* **Data supplied**:

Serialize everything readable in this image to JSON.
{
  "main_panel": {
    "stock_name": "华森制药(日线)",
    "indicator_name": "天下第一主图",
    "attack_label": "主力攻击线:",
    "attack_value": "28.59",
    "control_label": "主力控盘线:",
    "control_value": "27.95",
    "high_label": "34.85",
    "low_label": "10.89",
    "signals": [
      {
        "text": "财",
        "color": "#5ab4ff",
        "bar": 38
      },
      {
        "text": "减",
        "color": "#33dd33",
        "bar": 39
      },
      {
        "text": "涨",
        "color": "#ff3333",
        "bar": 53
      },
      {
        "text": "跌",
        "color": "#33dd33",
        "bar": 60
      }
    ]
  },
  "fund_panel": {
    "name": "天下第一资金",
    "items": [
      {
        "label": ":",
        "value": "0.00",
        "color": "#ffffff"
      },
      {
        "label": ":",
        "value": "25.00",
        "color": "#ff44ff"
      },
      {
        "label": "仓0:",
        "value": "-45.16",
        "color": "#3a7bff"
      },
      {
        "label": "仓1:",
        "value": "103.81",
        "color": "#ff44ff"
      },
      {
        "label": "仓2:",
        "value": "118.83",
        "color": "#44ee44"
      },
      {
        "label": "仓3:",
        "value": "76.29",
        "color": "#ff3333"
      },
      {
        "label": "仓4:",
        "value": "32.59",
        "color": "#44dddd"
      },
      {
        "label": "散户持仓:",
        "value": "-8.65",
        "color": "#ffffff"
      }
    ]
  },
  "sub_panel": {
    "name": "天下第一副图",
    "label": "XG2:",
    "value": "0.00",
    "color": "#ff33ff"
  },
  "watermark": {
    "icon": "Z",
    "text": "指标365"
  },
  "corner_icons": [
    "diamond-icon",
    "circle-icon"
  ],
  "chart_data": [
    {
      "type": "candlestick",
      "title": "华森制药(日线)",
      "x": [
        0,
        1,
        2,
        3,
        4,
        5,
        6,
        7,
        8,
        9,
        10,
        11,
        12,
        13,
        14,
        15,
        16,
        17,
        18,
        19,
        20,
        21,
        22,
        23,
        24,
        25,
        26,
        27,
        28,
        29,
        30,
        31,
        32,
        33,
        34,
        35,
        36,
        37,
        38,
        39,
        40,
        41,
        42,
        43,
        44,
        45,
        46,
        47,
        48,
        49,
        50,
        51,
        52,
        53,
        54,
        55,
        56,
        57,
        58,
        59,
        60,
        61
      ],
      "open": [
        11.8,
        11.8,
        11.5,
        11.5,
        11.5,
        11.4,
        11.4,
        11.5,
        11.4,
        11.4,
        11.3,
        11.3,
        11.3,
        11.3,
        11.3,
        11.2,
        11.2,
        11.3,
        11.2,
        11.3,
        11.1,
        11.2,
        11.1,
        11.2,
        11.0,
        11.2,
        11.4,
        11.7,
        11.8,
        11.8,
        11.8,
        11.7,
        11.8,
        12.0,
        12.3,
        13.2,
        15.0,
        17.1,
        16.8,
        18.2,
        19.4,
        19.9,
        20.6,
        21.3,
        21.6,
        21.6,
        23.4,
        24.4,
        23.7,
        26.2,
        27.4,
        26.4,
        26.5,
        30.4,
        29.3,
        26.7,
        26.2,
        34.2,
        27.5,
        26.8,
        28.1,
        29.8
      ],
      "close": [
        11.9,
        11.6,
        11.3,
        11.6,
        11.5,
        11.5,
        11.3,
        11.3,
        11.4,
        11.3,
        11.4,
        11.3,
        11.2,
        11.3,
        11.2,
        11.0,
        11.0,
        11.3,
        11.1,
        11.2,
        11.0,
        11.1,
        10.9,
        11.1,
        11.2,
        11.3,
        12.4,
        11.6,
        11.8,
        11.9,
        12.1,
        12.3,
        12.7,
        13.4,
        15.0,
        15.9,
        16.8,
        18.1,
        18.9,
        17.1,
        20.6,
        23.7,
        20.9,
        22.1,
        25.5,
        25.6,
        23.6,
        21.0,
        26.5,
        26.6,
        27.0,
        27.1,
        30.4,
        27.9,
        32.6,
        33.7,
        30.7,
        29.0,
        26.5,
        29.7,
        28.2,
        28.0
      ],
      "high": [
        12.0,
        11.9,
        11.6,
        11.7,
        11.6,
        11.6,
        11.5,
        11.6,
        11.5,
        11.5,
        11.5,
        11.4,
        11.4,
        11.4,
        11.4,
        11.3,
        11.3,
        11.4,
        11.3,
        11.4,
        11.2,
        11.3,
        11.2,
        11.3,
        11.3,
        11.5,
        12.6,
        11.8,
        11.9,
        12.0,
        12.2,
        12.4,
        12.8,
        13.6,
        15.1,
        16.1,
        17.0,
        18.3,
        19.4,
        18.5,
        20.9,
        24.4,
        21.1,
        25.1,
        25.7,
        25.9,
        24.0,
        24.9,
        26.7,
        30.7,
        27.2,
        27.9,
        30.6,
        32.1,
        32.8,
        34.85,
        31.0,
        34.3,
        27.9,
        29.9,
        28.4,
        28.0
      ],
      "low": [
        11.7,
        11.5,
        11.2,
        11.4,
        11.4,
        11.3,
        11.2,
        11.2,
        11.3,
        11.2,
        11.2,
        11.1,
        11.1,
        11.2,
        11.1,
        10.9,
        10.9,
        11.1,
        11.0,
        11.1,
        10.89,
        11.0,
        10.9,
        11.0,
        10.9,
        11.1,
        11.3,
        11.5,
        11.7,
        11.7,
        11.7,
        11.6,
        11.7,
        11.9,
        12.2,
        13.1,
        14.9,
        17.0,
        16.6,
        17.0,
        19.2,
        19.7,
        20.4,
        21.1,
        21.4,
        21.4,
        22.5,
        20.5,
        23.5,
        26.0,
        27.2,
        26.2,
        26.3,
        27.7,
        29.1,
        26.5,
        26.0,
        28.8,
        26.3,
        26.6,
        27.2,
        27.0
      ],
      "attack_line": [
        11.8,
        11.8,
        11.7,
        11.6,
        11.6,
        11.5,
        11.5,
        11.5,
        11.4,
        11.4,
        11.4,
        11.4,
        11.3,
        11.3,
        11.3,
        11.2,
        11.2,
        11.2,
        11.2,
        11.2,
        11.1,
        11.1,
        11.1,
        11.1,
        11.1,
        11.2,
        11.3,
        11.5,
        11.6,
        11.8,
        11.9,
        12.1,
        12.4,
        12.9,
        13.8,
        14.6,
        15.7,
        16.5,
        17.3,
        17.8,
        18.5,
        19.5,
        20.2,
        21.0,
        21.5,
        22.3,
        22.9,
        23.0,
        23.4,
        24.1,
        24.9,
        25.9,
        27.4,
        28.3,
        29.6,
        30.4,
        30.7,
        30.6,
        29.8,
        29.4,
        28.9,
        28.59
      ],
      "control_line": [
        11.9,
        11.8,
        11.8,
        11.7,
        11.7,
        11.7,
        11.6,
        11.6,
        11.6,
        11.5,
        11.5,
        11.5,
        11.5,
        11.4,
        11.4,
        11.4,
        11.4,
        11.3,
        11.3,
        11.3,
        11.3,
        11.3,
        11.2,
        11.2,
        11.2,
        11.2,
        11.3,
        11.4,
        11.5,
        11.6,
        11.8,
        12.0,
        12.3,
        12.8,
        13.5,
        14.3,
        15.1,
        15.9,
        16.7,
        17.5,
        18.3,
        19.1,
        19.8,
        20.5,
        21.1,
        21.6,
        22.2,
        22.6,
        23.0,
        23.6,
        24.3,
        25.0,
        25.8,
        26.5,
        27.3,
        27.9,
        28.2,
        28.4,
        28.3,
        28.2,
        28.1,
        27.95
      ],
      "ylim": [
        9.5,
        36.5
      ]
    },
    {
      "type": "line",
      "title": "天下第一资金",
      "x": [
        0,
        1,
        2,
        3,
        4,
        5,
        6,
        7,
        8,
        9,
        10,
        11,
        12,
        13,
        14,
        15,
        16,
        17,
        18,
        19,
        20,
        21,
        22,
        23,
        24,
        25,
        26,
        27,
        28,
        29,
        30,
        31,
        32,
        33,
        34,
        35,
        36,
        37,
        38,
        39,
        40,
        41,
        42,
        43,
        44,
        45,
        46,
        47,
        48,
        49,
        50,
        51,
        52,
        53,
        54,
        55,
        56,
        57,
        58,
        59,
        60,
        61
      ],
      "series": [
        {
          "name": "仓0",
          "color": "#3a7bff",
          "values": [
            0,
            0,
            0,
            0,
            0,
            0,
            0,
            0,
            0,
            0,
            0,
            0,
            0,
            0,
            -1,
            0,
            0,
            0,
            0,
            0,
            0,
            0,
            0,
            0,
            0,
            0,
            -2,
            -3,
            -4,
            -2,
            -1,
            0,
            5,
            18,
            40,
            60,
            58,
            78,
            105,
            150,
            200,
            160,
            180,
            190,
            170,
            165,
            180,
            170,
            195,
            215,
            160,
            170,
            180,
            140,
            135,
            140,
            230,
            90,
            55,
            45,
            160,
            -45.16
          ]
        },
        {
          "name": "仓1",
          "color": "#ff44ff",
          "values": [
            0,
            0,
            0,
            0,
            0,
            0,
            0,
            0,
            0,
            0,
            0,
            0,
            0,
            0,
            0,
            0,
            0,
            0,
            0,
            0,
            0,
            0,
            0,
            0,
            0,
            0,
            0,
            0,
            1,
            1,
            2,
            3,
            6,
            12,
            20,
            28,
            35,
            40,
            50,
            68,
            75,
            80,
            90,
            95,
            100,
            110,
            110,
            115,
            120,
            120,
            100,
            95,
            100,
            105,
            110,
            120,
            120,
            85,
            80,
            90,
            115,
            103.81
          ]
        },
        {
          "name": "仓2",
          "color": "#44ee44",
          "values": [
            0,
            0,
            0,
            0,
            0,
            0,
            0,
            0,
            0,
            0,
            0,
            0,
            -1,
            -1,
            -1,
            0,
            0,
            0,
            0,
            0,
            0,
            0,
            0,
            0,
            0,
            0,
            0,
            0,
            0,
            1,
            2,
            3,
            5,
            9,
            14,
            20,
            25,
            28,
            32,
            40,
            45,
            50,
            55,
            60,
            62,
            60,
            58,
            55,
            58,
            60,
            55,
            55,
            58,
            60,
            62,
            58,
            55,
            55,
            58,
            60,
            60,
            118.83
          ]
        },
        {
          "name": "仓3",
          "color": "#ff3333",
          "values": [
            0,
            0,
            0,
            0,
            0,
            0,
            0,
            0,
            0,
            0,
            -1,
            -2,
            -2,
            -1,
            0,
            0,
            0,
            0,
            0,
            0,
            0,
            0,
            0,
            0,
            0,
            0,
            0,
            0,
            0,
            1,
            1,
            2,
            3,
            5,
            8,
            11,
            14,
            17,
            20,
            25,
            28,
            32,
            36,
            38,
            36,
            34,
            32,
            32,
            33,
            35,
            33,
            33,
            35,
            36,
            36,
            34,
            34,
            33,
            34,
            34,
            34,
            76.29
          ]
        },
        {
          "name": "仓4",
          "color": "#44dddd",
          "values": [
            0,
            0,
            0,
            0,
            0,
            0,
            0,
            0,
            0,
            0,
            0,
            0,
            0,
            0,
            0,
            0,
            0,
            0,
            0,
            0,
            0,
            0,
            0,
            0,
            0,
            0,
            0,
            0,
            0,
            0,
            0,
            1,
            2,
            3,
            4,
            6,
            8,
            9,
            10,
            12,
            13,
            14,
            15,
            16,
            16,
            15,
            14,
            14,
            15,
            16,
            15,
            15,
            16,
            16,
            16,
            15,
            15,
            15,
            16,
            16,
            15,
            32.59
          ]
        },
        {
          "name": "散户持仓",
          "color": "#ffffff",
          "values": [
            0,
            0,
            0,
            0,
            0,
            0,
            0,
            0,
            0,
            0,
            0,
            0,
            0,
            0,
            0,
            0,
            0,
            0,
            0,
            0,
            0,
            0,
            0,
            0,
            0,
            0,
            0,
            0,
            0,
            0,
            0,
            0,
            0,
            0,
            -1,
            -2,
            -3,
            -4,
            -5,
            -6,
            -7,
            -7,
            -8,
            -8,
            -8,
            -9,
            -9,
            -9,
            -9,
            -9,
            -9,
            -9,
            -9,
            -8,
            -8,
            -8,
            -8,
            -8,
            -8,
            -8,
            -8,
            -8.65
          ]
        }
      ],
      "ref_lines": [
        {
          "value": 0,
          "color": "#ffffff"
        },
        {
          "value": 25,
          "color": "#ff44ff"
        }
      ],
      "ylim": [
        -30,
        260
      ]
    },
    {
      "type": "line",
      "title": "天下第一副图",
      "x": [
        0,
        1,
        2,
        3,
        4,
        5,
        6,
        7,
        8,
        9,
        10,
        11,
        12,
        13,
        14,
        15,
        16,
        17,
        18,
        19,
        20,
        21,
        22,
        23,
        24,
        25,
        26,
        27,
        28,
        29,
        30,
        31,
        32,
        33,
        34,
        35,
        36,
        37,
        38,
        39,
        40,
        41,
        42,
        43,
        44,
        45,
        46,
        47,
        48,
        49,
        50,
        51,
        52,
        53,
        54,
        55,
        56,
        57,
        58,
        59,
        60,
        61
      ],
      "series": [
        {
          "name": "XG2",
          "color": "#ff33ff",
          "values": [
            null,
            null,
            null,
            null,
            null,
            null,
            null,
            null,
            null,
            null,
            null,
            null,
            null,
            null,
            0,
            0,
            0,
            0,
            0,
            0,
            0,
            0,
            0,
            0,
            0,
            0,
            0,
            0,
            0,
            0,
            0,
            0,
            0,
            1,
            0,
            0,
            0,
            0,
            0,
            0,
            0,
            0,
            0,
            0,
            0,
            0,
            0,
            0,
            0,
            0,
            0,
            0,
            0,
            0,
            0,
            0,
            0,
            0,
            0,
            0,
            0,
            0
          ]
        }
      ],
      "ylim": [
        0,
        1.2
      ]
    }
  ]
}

* **Exercise prompt**:
Search the data above for the word "ffffff", then gather each line in which it appears.

* **Solution to the exercise**:
        "color": "#ffffff"
        "color": "#ffffff"
          "color": "#ffffff",
          "color": "#ffffff"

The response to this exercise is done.